* [Aim] Look through the records that follow. Copy every line containing the word "terminal".

* [Records from a dataset]
══════

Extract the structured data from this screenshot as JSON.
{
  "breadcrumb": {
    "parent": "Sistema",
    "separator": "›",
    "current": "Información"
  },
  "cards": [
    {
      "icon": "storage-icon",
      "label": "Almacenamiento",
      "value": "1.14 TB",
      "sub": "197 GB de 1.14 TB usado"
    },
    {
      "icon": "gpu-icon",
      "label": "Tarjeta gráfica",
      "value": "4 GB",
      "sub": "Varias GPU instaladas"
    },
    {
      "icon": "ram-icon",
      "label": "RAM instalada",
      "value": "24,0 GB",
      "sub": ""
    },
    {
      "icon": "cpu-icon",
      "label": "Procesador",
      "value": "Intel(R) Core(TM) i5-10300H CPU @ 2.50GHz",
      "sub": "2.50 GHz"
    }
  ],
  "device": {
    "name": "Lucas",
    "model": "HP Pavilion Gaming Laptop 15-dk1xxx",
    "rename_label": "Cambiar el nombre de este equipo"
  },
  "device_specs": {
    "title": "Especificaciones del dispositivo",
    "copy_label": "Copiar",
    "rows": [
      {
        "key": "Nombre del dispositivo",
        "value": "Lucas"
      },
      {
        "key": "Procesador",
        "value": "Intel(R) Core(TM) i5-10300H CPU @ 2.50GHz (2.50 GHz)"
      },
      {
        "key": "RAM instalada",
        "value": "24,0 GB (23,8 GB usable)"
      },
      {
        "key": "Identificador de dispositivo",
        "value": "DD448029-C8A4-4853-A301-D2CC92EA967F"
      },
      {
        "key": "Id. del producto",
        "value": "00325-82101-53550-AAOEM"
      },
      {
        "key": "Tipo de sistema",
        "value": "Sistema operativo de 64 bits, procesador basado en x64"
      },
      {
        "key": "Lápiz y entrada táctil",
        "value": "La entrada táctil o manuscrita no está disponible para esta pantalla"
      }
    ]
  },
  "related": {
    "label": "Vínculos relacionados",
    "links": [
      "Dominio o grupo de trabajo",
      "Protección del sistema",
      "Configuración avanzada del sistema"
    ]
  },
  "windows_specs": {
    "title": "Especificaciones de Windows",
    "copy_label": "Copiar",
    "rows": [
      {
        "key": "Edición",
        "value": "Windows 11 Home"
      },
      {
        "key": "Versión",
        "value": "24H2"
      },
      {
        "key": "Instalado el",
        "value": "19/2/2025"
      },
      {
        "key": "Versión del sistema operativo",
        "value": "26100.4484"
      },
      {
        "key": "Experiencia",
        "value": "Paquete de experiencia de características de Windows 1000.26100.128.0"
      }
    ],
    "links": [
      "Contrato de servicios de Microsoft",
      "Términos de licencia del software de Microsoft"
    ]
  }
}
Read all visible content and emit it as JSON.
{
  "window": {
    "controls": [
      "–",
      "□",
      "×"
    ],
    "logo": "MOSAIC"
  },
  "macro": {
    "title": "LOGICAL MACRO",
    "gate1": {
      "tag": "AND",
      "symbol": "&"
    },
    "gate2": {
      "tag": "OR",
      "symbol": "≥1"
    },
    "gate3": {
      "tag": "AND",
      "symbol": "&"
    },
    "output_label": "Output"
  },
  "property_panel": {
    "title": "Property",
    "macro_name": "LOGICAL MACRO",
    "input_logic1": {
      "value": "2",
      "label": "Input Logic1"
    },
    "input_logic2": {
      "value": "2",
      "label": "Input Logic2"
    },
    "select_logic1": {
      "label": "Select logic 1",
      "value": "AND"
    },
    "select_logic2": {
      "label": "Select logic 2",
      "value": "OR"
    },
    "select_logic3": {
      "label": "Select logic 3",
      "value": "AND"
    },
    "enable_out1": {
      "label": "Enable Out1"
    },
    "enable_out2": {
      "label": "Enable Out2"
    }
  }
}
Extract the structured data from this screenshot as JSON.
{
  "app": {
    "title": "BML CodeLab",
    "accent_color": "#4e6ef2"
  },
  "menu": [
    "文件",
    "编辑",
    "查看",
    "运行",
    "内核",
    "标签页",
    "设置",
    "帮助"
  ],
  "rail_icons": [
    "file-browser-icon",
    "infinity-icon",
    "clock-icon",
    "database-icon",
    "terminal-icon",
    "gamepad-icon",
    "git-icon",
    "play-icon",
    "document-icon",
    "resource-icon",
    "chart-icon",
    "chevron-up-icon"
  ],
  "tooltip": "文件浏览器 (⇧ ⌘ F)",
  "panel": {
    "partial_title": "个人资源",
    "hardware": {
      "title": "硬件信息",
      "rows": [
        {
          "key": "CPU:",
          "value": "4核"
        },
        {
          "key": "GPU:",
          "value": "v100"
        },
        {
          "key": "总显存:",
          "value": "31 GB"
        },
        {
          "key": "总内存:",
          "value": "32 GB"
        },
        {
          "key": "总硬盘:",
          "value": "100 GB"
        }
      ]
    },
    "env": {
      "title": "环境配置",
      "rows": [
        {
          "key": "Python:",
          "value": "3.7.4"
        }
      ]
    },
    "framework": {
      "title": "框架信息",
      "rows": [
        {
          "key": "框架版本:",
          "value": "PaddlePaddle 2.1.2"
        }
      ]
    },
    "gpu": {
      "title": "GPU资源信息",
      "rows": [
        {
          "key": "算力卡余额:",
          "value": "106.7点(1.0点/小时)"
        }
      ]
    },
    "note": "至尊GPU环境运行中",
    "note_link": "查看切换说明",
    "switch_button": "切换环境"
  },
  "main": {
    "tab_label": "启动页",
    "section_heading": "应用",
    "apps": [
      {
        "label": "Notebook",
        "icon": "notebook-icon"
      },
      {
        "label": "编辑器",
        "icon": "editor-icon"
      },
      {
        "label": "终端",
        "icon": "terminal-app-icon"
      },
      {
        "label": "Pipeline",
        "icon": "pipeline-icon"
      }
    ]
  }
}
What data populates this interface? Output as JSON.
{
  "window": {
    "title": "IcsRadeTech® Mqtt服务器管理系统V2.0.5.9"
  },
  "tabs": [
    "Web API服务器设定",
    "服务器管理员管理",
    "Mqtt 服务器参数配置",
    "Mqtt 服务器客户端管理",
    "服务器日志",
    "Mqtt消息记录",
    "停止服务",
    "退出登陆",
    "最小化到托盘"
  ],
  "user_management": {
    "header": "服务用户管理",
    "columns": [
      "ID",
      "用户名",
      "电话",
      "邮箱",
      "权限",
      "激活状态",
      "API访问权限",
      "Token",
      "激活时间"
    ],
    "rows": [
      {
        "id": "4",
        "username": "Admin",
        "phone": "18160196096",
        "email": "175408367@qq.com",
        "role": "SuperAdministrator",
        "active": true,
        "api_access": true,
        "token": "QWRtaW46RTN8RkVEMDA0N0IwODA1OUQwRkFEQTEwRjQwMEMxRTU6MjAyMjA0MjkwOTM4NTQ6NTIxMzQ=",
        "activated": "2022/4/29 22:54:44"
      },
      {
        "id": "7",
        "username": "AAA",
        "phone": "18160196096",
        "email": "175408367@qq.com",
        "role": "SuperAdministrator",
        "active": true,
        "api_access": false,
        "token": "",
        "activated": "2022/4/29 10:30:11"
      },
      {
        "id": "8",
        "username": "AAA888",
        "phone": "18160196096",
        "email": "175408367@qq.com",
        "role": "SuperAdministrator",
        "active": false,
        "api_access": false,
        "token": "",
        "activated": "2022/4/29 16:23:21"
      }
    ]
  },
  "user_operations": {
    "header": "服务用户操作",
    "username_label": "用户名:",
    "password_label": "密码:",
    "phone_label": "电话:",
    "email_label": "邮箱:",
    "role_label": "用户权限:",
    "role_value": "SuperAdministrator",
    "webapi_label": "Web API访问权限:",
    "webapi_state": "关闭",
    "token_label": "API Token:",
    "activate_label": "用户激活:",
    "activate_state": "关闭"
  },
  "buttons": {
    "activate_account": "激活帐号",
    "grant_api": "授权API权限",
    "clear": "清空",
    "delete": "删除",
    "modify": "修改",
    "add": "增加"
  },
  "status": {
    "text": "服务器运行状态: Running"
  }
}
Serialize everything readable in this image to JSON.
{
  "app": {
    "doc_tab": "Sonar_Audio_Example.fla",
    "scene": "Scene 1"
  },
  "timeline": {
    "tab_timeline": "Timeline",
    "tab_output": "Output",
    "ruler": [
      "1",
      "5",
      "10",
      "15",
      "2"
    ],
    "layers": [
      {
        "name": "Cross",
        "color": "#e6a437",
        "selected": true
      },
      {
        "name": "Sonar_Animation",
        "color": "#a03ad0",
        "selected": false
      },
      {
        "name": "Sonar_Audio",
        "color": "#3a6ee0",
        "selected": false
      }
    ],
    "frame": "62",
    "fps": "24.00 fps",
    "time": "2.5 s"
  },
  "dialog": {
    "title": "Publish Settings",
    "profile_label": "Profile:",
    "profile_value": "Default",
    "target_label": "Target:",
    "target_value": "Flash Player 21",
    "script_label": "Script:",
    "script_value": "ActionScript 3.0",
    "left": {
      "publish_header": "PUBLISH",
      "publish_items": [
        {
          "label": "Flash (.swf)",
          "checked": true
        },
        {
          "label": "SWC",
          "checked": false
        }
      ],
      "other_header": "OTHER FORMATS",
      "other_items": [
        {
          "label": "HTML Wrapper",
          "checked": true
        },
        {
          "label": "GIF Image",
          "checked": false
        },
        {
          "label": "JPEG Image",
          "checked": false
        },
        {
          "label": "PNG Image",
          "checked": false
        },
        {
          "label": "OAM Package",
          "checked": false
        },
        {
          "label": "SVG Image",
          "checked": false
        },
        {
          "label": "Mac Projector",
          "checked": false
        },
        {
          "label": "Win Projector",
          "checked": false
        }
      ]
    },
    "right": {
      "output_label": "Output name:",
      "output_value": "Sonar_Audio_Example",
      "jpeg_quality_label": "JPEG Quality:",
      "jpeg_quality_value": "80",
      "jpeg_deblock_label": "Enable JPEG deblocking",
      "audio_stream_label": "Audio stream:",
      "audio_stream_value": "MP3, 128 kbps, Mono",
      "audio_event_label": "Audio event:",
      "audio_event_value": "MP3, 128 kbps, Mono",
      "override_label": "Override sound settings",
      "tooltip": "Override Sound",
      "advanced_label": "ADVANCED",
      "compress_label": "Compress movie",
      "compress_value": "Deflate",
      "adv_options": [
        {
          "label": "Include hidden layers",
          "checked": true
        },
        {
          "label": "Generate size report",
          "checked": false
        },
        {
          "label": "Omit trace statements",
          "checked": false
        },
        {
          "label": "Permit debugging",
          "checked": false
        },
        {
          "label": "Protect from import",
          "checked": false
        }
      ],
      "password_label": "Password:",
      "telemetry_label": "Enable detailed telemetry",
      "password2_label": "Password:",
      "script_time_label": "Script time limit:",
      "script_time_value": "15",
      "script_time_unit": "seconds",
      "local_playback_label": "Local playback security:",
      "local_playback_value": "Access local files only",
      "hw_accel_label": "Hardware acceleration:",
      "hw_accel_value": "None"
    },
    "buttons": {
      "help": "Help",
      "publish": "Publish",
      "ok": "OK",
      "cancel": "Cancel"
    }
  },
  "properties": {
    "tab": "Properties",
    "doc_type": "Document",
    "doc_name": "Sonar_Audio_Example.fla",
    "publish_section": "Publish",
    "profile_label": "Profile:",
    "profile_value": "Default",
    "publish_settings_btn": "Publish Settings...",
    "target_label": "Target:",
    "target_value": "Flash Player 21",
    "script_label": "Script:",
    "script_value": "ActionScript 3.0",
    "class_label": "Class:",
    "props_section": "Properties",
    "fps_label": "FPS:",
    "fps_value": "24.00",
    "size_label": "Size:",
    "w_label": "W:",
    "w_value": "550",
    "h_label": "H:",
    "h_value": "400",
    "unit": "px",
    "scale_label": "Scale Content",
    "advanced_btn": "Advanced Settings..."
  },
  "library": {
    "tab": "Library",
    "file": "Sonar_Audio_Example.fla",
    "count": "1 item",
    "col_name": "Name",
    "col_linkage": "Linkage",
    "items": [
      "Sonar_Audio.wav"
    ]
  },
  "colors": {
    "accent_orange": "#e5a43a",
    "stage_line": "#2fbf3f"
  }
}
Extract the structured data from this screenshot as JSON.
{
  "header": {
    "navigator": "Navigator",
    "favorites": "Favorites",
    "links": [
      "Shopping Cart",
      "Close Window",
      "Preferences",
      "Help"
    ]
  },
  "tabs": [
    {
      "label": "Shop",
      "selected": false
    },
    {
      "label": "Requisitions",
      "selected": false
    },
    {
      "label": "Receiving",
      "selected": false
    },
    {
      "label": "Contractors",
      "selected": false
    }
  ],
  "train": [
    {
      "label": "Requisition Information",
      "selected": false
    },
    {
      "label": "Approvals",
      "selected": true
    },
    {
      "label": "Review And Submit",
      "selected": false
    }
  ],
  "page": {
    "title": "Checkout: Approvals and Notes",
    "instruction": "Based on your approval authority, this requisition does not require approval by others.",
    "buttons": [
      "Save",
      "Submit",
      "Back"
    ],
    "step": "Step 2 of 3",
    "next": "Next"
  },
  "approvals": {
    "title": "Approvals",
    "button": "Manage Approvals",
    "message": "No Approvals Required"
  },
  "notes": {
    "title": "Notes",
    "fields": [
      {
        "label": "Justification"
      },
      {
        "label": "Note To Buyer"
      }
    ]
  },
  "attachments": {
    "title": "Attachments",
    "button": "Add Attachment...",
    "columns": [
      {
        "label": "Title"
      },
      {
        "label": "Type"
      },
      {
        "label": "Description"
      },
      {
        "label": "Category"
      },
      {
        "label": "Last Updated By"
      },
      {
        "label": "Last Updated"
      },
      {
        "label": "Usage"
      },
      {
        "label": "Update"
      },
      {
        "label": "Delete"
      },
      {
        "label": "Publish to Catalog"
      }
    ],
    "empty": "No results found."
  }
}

══════

* [Exercise result]
    "terminal-icon",
        "icon": "terminal-app-icon"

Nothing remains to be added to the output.